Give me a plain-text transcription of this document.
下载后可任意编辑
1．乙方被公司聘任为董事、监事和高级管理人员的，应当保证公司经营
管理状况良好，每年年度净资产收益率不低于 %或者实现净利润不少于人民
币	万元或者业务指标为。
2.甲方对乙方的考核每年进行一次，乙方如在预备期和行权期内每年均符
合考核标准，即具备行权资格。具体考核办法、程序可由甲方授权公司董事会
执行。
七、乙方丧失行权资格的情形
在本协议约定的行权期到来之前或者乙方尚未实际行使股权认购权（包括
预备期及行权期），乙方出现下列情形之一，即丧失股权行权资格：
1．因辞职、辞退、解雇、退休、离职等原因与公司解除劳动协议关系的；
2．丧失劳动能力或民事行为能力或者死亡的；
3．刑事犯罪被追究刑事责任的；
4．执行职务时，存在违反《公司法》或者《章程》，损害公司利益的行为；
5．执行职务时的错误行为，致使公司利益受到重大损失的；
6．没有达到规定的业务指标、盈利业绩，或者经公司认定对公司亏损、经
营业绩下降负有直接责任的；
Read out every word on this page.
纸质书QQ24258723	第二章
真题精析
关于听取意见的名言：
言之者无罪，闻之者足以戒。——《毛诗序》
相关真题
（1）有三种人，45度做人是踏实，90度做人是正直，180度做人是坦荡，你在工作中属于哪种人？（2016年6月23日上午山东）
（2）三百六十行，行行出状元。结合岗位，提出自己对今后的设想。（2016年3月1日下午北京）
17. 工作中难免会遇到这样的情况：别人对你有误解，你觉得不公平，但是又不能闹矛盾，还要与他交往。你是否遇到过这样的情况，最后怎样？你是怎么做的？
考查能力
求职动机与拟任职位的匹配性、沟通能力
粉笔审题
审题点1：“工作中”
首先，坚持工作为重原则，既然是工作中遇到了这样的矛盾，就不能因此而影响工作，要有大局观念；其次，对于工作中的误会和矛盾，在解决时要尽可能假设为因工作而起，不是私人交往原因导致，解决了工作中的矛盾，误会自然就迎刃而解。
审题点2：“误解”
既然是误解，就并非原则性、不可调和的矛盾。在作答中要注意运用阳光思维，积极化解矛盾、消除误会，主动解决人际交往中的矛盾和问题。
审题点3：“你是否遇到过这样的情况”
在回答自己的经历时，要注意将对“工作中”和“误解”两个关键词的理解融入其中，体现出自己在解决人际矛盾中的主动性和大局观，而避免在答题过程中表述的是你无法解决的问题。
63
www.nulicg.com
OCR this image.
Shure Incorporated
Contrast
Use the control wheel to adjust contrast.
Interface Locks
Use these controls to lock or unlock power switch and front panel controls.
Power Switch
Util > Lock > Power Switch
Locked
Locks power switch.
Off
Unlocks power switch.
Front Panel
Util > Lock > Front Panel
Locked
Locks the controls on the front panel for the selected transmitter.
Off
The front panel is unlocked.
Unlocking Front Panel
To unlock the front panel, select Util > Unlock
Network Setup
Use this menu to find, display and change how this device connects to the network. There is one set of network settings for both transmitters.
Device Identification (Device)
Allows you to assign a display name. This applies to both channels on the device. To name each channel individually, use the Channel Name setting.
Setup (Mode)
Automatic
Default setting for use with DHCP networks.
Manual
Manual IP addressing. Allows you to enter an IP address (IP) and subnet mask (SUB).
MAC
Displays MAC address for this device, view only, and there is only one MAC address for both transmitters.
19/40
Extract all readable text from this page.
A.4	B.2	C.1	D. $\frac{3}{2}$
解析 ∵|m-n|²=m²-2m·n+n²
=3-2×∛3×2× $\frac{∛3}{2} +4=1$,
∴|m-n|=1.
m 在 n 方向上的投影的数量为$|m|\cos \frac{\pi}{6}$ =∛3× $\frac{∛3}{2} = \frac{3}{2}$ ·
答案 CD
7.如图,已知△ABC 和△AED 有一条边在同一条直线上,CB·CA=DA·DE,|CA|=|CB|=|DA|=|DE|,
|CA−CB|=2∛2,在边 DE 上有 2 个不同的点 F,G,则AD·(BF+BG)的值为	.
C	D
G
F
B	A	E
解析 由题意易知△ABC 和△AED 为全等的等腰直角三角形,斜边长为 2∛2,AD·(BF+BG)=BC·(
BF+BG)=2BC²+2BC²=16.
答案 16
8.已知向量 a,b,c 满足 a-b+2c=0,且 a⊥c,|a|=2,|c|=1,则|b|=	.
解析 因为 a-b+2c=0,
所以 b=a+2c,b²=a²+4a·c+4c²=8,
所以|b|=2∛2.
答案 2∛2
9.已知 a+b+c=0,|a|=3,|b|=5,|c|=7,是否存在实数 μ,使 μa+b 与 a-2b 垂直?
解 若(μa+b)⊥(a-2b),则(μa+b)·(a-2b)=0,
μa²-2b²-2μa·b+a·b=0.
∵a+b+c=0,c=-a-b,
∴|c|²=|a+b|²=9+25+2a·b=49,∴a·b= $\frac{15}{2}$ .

━━━━━━━━━━━━━━━━━━━━

WRITTEN EXERCISE —
Output all of the data again, exactly.

OUTPUT FOR THIS TASK —
Give me a plain-text transcription of this document.
下载后可任意编辑
1．乙方被公司聘任为董事、监事和高级管理人员的，应当保证公司经营
管理状况良好，每年年度净资产收益率不低于 %或者实现净利润不少于人民
币	万元或者业务指标为。
2.甲方对乙方的考核每年进行一次，乙方如在预备期和行权期内每年均符
合考核标准，即具备行权资格。具体考核办法、程序可由甲方授权公司董事会
执行。
七、乙方丧失行权资格的情形
在本协议约定的行权期到来之前或者乙方尚未实际行使股权认购权（包括
预备期及行权期），乙方出现下列情形之一，即丧失股权行权资格：
1．因辞职、辞退、解雇、退休、离职等原因与公司解除劳动协议关系的；
2．丧失劳动能力或民事行为能力或者死亡的；
3．刑事犯罪被追究刑事责任的；
4．执行职务时，存在违反《公司法》或者《章程》，损害公司利益的行为；
5．执行职务时的错误行为，致使公司利益受到重大损失的；
6．没有达到规定的业务指标、盈利业绩，或者经公司认定对公司亏损、经
营业绩下降负有直接责任的；
Read out every word on this page.
纸质书QQ24258723	第二章
真题精析
关于听取意见的名言：
言之者无罪，闻之者足以戒。——《毛诗序》
相关真题
（1）有三种人，45度做人是踏实，90度做人是正直，180度做人是坦荡，你在工作中属于哪种人？（2016年6月23日上午山东）
（2）三百六十行，行行出状元。结合岗位，提出自己对今后的设想。（2016年3月1日下午北京）
17. 工作中难免会遇到这样的情况：别人对你有误解，你觉得不公平，但是又不能闹矛盾，还要与他交往。你是否遇到过这样的情况，最后怎样？你是怎么做的？
考查能力
求职动机与拟任职位的匹配性、沟通能力
粉笔审题
审题点1：“工作中”
首先，坚持工作为重原则，既然是工作中遇到了这样的矛盾，就不能因此而影响工作，要有大局观念；其次，对于工作中的误会和矛盾，在解决时要尽可能假设为因工作而起，不是私人交往原因导致，解决了工作中的矛盾，误会自然就迎刃而解。
审题点2：“误解”
既然是误解，就并非原则性、不可调和的矛盾。在作答中要注意运用阳光思维，积极化解矛盾、消除误会，主动解决人际交往中的矛盾和问题。
审题点3：“你是否遇到过这样的情况”
在回答自己的经历时，要注意将对“工作中”和“误解”两个关键词的理解融入其中，体现出自己在解决人际矛盾中的主动性和大局观，而避免在答题过程中表述的是你无法解决的问题。
63
www.nulicg.com
OCR this image.
Shure Incorporated
Contrast
Use the control wheel to adjust contrast.
Interface Locks
Use these controls to lock or unlock power switch and front panel controls.
Power Switch
Util > Lock > Power Switch
Locked
Locks power switch.
Off
Unlocks power switch.
Front Panel
Util > Lock > Front Panel
Locked
Locks the controls on the front panel for the selected transmitter.
Off
The front panel is unlocked.
Unlocking Front Panel
To unlock the front panel, select Util > Unlock
Network Setup
Use this menu to find, display and change how this device connects to the network. There is one set of network settings for both transmitters.
Device Identification (Device)
Allows you to assign a display name. This applies to both channels on the device. To name each channel individually, use the Channel Name setting.
Setup (Mode)
Automatic
Default setting for use with DHCP networks.
Manual
Manual IP addressing. Allows you to enter an IP address (IP) and subnet mask (SUB).
MAC
Displays MAC address for this device, view only, and there is only one MAC address for both transmitters.
19/40
Extract all readable text from this page.
A.4	B.2	C.1	D. $\frac{3}{2}$
解析 ∵|m-n|²=m²-2m·n+n²
=3-2×∛3×2× $\frac{∛3}{2} +4=1$,
∴|m-n|=1.
m 在 n 方向上的投影的数量为$|m|\cos \frac{\pi}{6}$ =∛3× $\frac{∛3}{2} = \frac{3}{2}$ ·
答案 CD
7.如图,已知△ABC 和△AED 有一条边在同一条直线上,CB·CA=DA·DE,|CA|=|CB|=|DA|=|DE|,
|CA−CB|=2∛2,在边 DE 上有 2 个不同的点 F,G,则AD·(BF+BG)的值为	.
C	D
G
F
B	A	E
解析 由题意易知△ABC 和△AED 为全等的等腰直角三角形,斜边长为 2∛2,AD·(BF+BG)=BC·(
BF+BG)=2BC²+2BC²=16.
答案 16
8.已知向量 a,b,c 满足 a-b+2c=0,且 a⊥c,|a|=2,|c|=1,则|b|=	.
解析 因为 a-b+2c=0,
所以 b=a+2c,b²=a²+4a·c+4c²=8,
所以|b|=2∛2.
答案 2∛2
9.已知 a+b+c=0,|a|=3,|b|=5,|c|=7,是否存在实数 μ,使 μa+b 与 a-2b 垂直?
解 若(μa+b)⊥(a-2b),则(μa+b)·(a-2b)=0,
μa²-2b²-2μa·b+a·b=0.
∵a+b+c=0,c=-a-b,
∴|c|²=|a+b|²=9+25+2a·b=49,∴a·b= $\frac{15}{2}$ .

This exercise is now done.